* [SHORT EXERCISE]:
Exclude the pictures and reproduce the remaining data exactly as written.

** begin **

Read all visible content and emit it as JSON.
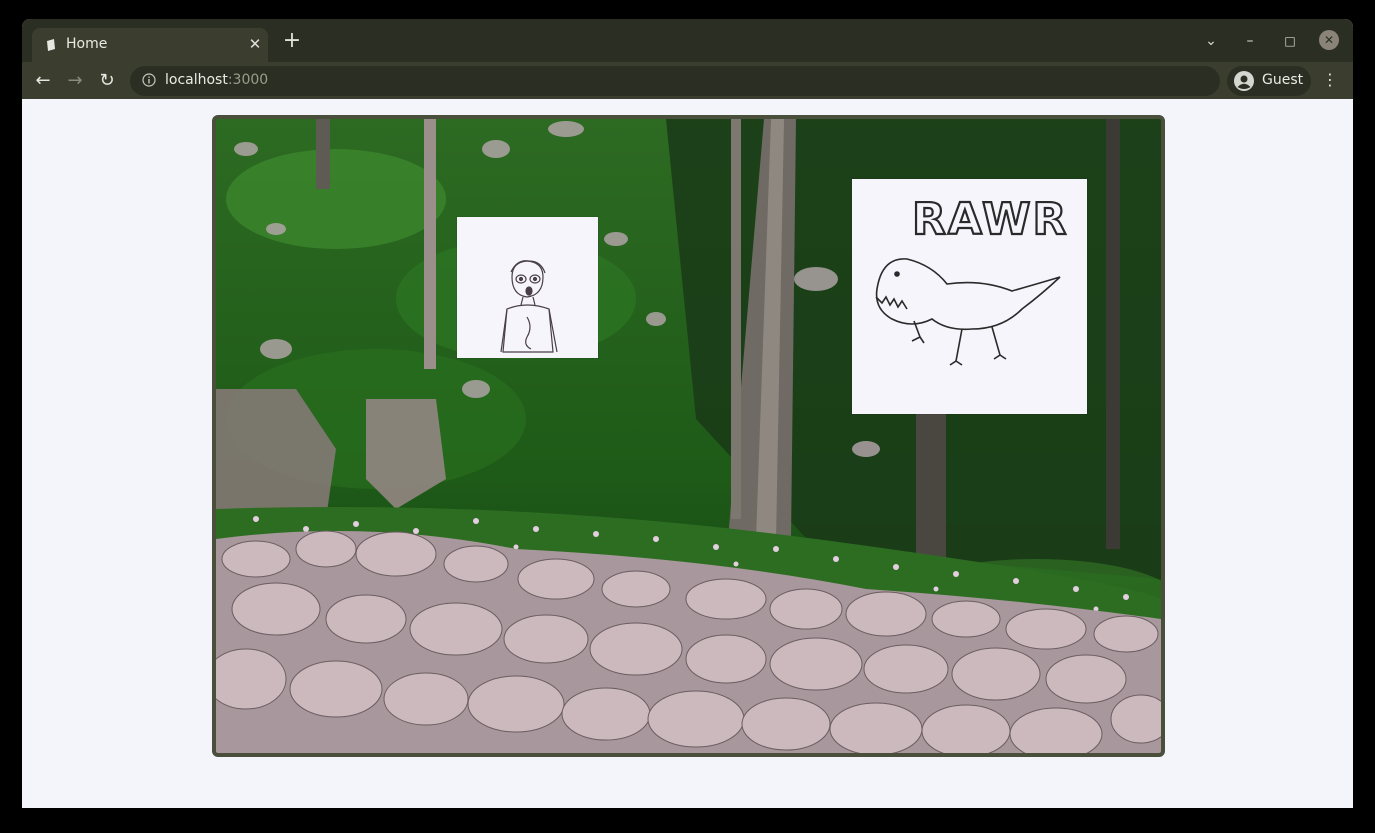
{
  "browser": {
    "tab_title": "Home",
    "tab_close_label": "✕",
    "new_tab_label": "+",
    "url_host": "localhost",
    "url_port": ":3000",
    "profile_name": "Guest",
    "menu_label": "⋮",
    "back_label": "←",
    "forward_label": "→",
    "reload_label": "↻",
    "tab_search_label": "⌄",
    "minimize_label": "–",
    "maximize_label": "□",
    "close_label": "✕"
  },
  "page": {
    "rawr_text": "RAWR"
  },
  "colors": {
    "frame": "#2b2e22",
    "toolbar": "#3b3e2f",
    "page_bg": "#f4f5fb",
    "scene_border": "#4a4f3c"
  }
}
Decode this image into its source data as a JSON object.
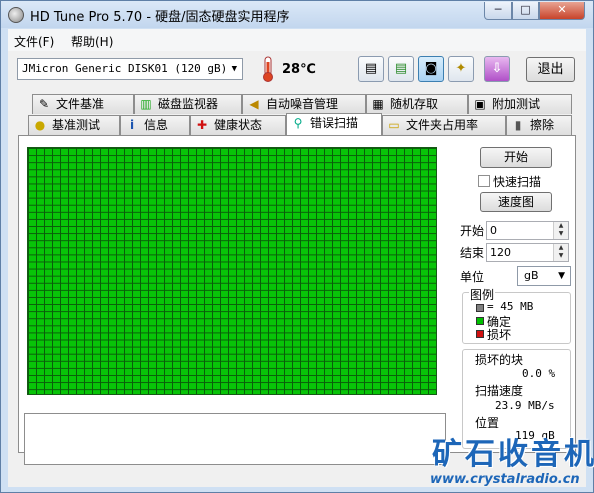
{
  "window": {
    "title": "HD Tune Pro 5.70 - 硬盘/固态硬盘实用程序",
    "min": "─",
    "max": "□",
    "close": "✕"
  },
  "menu": {
    "file": "文件(F)",
    "help": "帮助(H)"
  },
  "toolbar": {
    "drive": "JMicron Generic DISK01 (120 gB)",
    "temperature": "28℃",
    "exit": "退出",
    "icons": [
      "copy-icon",
      "copy-all-icon",
      "camera-icon",
      "settings-icon",
      "save-icon"
    ]
  },
  "tabs_row1": [
    {
      "label": "文件基准",
      "icon": "file-benchmark-icon",
      "glyph": "✎"
    },
    {
      "label": "磁盘监视器",
      "icon": "disk-monitor-icon",
      "glyph": "▥"
    },
    {
      "label": "自动噪音管理",
      "icon": "speaker-icon",
      "glyph": "◀"
    },
    {
      "label": "随机存取",
      "icon": "random-access-icon",
      "glyph": "▦"
    },
    {
      "label": "附加测试",
      "icon": "extra-tests-icon",
      "glyph": "▣"
    }
  ],
  "tabs_row2": [
    {
      "label": "基准测试",
      "icon": "benchmark-icon",
      "glyph": "●"
    },
    {
      "label": "信息",
      "icon": "info-icon",
      "glyph": "i"
    },
    {
      "label": "健康状态",
      "icon": "health-icon",
      "glyph": "✚"
    },
    {
      "label": "错误扫描",
      "icon": "error-scan-icon",
      "glyph": "⚲"
    },
    {
      "label": "文件夹占用率",
      "icon": "folder-icon",
      "glyph": "▭"
    },
    {
      "label": "擦除",
      "icon": "erase-icon",
      "glyph": "▮"
    }
  ],
  "scan": {
    "start_button": "开始",
    "quick_scan": "快速扫描",
    "quick_scan_checked": false,
    "map_button": "速度图",
    "start_label": "开始",
    "start_value": "0",
    "end_label": "结束",
    "end_value": "120",
    "unit_label": "单位",
    "unit_value": "gB",
    "legend_title": "图例",
    "legend": [
      {
        "text": "= 45 MB",
        "color": "#808080"
      },
      {
        "text": "确定",
        "color": "#00c000"
      },
      {
        "text": "损坏",
        "color": "#d01010"
      }
    ],
    "damaged_label": "损坏的块",
    "damaged_value": "0.0 %",
    "speed_label": "扫描速度",
    "speed_value": "23.9 MB/s",
    "position_label": "位置",
    "position_value": "119 gB",
    "grid_color": "#08c408"
  },
  "watermark": {
    "cn": "矿石收音机",
    "url": "www.crystalradio.cn"
  }
}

** end **

* [SOLUTION TO THE EXERCISE]:
Read all visible content and emit it as JSON.
{
  "browser": {
    "tab_title": "Home",
    "tab_close_label": "✕",
    "new_tab_label": "+",
    "url_host": "localhost",
    "url_port": ":3000",
    "profile_name": "Guest",
    "menu_label": "⋮",
    "back_label": "←",
    "forward_label": "→",
    "reload_label": "↻",
    "tab_search_label": "⌄",
    "minimize_label": "–",
    "maximize_label": "□",
    "close_label": "✕"
  },
  "page": {
    "rawr_text": "RAWR"
  },
  "colors": {
    "frame": "#2b2e22",
    "toolbar": "#3b3e2f",
    "page_bg": "#f4f5fb",
    "scene_border": "#4a4f3c"
  }
}
Decode this image into its source data as a JSON object.
{
  "window": {
    "title": "HD Tune Pro 5.70 - 硬盘/固态硬盘实用程序",
    "min": "─",
    "max": "□",
    "close": "✕"
  },
  "menu": {
    "file": "文件(F)",
    "help": "帮助(H)"
  },
  "toolbar": {
    "drive": "JMicron Generic DISK01 (120 gB)",
    "temperature": "28℃",
    "exit": "退出",
    "icons": [
      "copy-icon",
      "copy-all-icon",
      "camera-icon",
      "settings-icon",
      "save-icon"
    ]
  },
  "tabs_row1": [
    {
      "label": "文件基准",
      "icon": "file-benchmark-icon",
      "glyph": "✎"
    },
    {
      "label": "磁盘监视器",
      "icon": "disk-monitor-icon",
      "glyph": "▥"
    },
    {
      "label": "自动噪音管理",
      "icon": "speaker-icon",
      "glyph": "◀"
    },
    {
      "label": "随机存取",
      "icon": "random-access-icon",
      "glyph": "▦"
    },
    {
      "label": "附加测试",
      "icon": "extra-tests-icon",
      "glyph": "▣"
    }
  ],
  "tabs_row2": [
    {
      "label": "基准测试",
      "icon": "benchmark-icon",
      "glyph": "●"
    },
    {
      "label": "信息",
      "icon": "info-icon",
      "glyph": "i"
    },
    {
      "label": "健康状态",
      "icon": "health-icon",
      "glyph": "✚"
    },
    {
      "label": "错误扫描",
      "icon": "error-scan-icon",
      "glyph": "⚲"
    },
    {
      "label": "文件夹占用率",
      "icon": "folder-icon",
      "glyph": "▭"
    },
    {
      "label": "擦除",
      "icon": "erase-icon",
      "glyph": "▮"
    }
  ],
  "scan": {
    "start_button": "开始",
    "quick_scan": "快速扫描",
    "quick_scan_checked": false,
    "map_button": "速度图",
    "start_label": "开始",
    "start_value": "0",
    "end_label": "结束",
    "end_value": "120",
    "unit_label": "单位",
    "unit_value": "gB",
    "legend_title": "图例",
    "legend": [
      {
        "text": "= 45 MB",
        "color": "#808080"
      },
      {
        "text": "确定",
        "color": "#00c000"
      },
      {
        "text": "损坏",
        "color": "#d01010"
      }
    ],
    "damaged_label": "损坏的块",
    "damaged_value": "0.0 %",
    "speed_label": "扫描速度",
    "speed_value": "23.9 MB/s",
    "position_label": "位置",
    "position_value": "119 gB",
    "grid_color": "#08c408"
  },
  "watermark": {
    "cn": "矿石收音机",
    "url": "www.crystalradio.cn"
  }
}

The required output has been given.